● PROMPT: Copy the records from their start up to and including the line with "Text: RRM1: RRM1: [3, 158, 18, 207]", replacing "coordinates" with "positions" and leaving everything else unchanged.

● ● ● ●

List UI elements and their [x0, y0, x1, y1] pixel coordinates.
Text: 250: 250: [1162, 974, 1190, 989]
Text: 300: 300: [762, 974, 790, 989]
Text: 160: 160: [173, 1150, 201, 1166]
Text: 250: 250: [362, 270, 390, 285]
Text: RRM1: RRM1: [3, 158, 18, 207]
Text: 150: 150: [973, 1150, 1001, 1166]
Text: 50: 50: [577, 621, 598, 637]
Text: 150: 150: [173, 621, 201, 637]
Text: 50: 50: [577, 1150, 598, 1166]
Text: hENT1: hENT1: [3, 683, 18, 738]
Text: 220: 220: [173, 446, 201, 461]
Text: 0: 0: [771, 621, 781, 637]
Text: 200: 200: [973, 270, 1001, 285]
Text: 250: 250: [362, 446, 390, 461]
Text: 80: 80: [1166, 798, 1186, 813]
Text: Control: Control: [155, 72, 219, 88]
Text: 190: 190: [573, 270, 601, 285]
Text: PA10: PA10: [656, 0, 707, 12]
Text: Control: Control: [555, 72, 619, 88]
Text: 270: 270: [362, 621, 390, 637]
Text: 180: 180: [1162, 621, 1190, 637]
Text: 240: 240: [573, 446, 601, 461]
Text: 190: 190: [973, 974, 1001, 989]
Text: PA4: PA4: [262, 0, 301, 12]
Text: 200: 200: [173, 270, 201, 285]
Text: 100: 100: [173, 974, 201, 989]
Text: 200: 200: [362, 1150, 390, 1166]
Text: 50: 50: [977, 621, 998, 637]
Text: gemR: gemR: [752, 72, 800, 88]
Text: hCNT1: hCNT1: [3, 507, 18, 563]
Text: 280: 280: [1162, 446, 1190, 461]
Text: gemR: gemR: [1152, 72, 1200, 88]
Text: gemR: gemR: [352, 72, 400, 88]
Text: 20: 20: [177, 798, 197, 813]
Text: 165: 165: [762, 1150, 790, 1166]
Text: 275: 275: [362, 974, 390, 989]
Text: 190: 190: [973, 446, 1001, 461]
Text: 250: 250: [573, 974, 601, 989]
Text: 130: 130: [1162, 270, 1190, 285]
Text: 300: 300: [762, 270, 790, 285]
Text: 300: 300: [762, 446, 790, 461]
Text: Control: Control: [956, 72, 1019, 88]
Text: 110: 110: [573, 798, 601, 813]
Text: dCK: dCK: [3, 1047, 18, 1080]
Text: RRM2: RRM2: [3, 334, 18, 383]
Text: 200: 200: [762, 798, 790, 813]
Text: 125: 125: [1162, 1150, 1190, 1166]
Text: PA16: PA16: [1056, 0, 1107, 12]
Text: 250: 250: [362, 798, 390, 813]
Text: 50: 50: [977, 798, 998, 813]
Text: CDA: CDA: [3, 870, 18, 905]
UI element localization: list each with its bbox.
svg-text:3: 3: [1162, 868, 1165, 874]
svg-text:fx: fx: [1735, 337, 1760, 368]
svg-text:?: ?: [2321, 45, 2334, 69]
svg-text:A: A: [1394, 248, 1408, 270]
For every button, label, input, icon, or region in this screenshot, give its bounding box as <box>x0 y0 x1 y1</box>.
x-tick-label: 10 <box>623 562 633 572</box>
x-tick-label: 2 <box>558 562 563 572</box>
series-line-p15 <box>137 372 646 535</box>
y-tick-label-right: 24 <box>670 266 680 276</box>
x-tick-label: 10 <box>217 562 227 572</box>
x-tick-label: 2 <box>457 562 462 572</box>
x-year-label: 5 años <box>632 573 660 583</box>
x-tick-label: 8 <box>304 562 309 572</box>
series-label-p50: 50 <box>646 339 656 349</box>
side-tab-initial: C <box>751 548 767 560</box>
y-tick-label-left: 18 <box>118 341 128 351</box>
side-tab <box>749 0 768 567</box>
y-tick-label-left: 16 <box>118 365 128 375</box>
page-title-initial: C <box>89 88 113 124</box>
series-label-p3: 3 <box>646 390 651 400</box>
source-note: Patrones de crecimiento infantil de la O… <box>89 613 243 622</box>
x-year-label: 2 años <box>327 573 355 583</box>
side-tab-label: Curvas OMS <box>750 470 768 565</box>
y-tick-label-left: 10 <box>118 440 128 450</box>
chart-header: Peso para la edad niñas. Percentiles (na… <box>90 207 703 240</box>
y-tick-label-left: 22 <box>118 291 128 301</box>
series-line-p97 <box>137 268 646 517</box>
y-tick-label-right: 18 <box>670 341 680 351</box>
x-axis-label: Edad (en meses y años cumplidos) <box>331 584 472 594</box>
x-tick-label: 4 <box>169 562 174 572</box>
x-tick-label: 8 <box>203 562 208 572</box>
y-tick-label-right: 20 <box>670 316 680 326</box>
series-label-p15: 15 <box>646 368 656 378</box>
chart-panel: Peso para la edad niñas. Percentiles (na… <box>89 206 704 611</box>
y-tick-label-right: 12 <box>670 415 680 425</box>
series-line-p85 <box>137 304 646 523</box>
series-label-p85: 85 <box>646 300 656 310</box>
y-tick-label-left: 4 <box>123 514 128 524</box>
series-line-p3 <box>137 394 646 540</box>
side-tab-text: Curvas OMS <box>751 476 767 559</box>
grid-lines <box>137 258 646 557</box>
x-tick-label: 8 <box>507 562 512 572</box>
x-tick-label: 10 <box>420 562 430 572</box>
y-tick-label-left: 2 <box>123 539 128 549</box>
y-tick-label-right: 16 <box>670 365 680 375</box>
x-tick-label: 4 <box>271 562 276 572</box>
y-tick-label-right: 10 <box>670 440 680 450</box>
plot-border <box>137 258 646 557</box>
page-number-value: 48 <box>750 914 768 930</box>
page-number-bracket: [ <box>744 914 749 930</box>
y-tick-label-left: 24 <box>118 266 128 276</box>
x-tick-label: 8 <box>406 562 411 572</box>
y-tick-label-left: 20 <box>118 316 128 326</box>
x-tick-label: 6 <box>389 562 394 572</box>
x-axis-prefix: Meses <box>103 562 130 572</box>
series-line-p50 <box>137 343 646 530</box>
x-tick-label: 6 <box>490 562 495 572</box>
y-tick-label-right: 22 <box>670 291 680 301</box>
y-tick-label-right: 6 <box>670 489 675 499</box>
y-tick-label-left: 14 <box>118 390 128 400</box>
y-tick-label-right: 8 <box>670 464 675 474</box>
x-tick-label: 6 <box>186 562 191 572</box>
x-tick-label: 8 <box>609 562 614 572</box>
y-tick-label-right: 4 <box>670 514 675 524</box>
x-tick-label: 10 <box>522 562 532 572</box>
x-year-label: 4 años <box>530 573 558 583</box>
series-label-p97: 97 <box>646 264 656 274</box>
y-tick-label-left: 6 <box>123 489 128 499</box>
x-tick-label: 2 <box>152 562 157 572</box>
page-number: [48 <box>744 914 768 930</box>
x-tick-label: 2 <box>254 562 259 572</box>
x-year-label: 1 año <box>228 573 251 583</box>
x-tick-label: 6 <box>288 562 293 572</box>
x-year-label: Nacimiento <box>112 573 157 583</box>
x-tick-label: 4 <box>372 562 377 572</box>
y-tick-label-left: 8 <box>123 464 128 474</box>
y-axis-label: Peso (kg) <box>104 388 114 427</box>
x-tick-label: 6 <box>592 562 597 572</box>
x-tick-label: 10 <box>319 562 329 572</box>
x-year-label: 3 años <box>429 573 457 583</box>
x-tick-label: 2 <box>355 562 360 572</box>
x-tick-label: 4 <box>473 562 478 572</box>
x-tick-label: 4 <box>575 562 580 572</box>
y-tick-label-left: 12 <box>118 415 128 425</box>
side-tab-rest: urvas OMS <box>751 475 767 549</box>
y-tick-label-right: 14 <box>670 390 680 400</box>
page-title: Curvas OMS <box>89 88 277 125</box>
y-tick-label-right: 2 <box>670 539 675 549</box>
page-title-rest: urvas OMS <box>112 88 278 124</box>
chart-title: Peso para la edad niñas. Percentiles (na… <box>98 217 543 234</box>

● ● ● ●

● RESULT FOR THIS TASK:
List UI elements and their [x0, y0, x1, y1] pixel positions.
Text: 250: 250: [1162, 974, 1190, 989]
Text: 300: 300: [762, 974, 790, 989]
Text: 160: 160: [173, 1150, 201, 1166]
Text: 250: 250: [362, 270, 390, 285]
Text: RRM1: RRM1: [3, 158, 18, 207]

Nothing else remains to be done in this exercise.